Stored data entries:
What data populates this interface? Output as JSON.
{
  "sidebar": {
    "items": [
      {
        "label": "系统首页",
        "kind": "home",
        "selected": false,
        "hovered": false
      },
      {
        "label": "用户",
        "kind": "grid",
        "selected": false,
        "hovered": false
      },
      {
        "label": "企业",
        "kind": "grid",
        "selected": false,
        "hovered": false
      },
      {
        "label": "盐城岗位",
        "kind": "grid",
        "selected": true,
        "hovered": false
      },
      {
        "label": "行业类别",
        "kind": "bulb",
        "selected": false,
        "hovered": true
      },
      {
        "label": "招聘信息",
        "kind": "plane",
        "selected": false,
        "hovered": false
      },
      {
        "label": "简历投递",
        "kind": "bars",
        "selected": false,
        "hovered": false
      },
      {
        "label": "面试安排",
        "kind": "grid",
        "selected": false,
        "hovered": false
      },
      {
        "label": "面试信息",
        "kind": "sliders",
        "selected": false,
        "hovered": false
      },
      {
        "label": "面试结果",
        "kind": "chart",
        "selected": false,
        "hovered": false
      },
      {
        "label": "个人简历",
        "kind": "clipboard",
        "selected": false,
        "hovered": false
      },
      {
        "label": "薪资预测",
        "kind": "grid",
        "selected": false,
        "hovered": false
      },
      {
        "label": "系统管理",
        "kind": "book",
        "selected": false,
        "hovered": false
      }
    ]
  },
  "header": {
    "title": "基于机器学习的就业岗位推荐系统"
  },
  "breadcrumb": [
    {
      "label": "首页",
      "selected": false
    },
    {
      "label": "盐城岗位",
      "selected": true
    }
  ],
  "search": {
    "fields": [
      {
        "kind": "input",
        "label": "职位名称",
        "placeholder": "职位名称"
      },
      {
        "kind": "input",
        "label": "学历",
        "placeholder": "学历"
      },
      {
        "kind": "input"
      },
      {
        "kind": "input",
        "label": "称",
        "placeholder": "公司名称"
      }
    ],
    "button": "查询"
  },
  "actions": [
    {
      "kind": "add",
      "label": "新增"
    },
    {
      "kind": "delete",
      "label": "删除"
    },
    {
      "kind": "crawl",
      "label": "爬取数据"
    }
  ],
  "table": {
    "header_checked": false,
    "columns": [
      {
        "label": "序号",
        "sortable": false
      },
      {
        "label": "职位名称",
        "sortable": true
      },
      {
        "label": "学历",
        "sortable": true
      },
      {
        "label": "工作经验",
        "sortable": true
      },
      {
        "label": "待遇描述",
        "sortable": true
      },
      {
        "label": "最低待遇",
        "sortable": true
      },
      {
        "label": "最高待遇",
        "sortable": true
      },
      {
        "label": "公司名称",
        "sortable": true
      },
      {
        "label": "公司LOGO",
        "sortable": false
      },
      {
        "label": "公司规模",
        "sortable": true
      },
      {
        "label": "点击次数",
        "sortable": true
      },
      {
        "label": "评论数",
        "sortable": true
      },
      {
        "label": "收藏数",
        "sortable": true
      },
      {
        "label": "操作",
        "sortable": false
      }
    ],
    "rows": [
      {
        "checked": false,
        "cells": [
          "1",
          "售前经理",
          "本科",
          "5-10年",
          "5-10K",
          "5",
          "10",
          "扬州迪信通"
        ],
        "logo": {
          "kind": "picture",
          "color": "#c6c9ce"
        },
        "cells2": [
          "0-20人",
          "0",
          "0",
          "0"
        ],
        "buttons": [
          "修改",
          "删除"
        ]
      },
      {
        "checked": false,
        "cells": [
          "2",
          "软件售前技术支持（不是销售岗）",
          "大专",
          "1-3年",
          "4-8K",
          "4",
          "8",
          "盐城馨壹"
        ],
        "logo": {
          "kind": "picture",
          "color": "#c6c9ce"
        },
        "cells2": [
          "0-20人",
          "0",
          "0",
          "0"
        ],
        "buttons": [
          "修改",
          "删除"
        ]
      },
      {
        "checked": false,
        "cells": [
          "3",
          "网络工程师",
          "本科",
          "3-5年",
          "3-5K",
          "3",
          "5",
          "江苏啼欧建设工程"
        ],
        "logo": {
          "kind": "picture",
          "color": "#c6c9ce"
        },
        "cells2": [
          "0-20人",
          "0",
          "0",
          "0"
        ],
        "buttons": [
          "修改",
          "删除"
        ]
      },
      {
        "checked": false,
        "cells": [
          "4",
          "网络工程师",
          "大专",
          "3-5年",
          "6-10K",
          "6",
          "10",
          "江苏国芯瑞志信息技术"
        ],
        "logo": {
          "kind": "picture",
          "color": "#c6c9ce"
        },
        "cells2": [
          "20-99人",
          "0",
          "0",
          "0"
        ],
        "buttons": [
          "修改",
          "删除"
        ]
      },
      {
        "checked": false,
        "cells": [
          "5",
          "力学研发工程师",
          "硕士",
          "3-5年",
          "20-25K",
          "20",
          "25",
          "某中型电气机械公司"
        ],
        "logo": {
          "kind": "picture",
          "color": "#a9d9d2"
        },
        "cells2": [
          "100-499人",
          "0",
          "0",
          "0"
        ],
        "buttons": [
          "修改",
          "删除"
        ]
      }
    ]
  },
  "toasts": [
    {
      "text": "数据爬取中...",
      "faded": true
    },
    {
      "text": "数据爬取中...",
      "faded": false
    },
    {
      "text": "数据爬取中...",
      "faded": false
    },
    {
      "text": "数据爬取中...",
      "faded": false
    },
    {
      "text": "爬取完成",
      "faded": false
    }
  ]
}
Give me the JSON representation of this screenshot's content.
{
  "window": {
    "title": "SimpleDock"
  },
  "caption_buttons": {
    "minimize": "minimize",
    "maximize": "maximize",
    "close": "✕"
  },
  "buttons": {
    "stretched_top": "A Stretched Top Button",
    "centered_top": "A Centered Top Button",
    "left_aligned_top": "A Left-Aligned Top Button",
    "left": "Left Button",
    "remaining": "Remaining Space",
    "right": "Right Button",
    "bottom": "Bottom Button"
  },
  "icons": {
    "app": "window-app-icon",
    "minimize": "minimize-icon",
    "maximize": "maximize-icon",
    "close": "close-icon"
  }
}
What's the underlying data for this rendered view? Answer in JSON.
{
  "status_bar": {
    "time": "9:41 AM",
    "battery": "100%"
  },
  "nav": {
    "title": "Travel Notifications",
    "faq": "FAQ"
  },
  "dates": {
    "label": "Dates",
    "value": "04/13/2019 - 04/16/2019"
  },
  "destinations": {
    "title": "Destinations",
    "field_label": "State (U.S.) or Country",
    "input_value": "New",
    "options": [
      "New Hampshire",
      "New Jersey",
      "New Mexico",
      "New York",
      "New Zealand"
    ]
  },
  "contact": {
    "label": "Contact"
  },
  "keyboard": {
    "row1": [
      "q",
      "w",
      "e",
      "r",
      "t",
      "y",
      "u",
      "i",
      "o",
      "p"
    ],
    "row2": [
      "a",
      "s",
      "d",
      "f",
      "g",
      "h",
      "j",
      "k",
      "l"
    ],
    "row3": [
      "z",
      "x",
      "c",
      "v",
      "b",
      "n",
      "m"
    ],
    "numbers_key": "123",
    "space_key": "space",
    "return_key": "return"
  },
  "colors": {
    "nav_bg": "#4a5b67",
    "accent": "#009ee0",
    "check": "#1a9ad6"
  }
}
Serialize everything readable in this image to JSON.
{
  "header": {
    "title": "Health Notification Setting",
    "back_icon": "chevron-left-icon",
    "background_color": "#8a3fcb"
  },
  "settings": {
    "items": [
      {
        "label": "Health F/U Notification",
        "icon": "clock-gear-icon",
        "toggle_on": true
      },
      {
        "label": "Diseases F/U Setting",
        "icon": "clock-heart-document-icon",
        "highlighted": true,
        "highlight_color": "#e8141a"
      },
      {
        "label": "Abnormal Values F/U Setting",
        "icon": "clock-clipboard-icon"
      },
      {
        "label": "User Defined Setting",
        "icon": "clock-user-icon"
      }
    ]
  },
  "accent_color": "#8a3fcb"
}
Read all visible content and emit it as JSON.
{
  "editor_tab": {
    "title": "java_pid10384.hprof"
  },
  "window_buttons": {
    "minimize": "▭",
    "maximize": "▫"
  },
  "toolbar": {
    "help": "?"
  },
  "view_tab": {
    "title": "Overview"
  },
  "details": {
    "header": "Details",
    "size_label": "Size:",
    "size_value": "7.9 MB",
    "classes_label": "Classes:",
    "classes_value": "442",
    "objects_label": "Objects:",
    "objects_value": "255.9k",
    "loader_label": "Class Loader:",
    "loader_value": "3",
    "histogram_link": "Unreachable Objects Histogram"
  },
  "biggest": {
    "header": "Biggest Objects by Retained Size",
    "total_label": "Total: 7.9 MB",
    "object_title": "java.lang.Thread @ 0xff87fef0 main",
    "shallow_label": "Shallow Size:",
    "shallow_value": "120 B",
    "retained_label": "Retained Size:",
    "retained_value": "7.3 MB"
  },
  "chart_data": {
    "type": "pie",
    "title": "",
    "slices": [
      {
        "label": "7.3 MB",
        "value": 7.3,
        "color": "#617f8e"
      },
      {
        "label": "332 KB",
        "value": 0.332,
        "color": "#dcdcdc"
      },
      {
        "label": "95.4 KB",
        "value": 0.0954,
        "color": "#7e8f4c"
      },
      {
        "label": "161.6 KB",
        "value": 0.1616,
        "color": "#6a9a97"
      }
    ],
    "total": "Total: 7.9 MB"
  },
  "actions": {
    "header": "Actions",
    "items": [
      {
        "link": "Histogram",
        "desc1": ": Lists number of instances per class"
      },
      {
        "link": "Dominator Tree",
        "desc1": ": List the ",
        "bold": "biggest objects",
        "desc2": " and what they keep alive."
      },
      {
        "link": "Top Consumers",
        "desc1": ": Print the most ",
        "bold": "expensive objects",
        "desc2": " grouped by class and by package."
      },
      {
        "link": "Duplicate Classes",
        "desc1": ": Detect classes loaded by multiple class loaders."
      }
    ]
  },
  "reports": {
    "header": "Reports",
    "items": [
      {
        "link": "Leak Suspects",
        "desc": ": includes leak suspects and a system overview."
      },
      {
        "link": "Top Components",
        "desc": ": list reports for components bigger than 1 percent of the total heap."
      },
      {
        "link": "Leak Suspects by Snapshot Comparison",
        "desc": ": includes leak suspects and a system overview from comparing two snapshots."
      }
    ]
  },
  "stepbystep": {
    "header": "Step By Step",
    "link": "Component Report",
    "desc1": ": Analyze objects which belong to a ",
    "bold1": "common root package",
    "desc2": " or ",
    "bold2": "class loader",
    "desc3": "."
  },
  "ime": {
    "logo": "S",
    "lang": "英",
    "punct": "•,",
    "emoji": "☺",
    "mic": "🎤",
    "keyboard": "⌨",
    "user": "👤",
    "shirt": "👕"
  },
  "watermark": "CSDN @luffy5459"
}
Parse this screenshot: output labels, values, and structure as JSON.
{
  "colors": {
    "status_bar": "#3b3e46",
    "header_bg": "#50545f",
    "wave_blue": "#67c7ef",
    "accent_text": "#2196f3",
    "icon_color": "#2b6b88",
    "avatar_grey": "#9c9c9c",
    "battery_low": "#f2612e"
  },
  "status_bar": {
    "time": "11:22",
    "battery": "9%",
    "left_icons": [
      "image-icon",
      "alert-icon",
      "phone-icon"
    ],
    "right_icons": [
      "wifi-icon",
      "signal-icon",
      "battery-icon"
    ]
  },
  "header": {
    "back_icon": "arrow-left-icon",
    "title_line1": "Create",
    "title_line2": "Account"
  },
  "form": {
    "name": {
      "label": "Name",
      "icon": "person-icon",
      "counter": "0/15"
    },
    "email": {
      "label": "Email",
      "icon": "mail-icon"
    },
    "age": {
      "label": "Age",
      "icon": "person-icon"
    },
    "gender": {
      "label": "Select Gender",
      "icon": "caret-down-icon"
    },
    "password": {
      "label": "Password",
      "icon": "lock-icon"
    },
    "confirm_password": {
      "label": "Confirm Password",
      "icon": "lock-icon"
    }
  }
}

> [Given instruction] Check each line of the records above for "screenshot", and copy those that have it.

> [The reply]
Give me the JSON representation of this screenshot's content.
Parse this screenshot: output labels, values, and structure as JSON.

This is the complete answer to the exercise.